_PROBLEM TO WORK ON_
Select every line in the entries below that contains the string "lowshelf", and copy each of those lines in full.

+++

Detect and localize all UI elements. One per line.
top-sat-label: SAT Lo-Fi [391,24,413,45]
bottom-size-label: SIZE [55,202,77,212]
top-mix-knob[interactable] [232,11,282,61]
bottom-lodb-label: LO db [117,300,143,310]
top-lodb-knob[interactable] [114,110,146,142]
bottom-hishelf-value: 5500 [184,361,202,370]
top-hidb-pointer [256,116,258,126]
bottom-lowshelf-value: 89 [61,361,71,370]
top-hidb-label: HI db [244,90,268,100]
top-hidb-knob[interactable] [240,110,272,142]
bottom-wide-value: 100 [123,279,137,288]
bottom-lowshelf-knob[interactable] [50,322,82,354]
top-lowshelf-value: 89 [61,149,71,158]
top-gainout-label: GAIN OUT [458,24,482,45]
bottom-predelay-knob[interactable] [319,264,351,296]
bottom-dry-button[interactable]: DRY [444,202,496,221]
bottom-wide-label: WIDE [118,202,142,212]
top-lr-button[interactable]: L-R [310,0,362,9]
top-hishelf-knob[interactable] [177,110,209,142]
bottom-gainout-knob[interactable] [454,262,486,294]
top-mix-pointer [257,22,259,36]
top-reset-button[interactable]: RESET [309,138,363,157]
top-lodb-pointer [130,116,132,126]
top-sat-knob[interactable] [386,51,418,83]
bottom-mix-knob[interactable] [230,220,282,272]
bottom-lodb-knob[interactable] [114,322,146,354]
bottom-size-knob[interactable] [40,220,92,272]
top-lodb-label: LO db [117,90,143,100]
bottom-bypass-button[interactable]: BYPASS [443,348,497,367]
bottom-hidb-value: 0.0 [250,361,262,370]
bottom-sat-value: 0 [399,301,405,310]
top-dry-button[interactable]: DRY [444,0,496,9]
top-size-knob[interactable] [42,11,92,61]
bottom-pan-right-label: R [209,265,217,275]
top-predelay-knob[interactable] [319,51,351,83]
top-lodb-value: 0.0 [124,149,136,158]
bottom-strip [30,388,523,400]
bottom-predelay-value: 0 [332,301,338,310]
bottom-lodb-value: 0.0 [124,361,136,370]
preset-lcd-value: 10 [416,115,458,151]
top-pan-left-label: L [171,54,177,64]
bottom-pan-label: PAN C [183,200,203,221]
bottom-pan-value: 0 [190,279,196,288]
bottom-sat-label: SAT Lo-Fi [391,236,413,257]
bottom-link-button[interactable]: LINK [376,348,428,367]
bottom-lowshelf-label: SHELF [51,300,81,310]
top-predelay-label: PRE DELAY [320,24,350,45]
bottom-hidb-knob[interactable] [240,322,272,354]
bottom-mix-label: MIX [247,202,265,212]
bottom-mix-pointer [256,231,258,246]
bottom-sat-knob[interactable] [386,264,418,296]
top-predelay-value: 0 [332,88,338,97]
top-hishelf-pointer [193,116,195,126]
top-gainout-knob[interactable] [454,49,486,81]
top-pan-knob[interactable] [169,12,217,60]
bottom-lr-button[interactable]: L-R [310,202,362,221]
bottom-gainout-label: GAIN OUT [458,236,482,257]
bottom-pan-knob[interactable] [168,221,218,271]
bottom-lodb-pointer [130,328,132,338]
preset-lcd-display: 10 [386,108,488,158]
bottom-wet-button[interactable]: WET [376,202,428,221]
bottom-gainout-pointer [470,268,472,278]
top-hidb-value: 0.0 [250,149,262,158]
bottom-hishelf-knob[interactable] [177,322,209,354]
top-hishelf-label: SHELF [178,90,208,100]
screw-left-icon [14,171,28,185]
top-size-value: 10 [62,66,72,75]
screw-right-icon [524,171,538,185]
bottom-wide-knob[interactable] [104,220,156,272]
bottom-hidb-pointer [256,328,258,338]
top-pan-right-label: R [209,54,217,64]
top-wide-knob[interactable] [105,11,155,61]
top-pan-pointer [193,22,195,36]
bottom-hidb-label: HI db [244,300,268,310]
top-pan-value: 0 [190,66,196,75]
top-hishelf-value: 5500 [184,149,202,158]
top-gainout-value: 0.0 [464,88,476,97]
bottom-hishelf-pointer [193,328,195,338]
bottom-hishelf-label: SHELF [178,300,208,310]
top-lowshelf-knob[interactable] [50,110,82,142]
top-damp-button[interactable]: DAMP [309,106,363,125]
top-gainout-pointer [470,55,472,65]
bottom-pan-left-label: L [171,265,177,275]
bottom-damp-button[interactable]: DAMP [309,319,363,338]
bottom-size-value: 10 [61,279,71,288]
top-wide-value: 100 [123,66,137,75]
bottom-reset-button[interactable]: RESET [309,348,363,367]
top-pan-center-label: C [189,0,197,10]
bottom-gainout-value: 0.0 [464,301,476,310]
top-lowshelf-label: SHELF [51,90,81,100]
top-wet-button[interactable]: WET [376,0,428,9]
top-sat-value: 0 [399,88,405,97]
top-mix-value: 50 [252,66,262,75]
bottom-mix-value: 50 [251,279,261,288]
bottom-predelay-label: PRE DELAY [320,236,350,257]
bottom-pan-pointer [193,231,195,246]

+++

_THE RESULT_
bottom-lowshelf-value: 89 [61,361,71,370]
bottom-lowshelf-knob[interactable] [50,322,82,354]
top-lowshelf-value: 89 [61,149,71,158]
bottom-lowshelf-label: SHELF [51,300,81,310]
top-lowshelf-knob[interactable] [50,110,82,142]
top-lowshelf-label: SHELF [51,90,81,100]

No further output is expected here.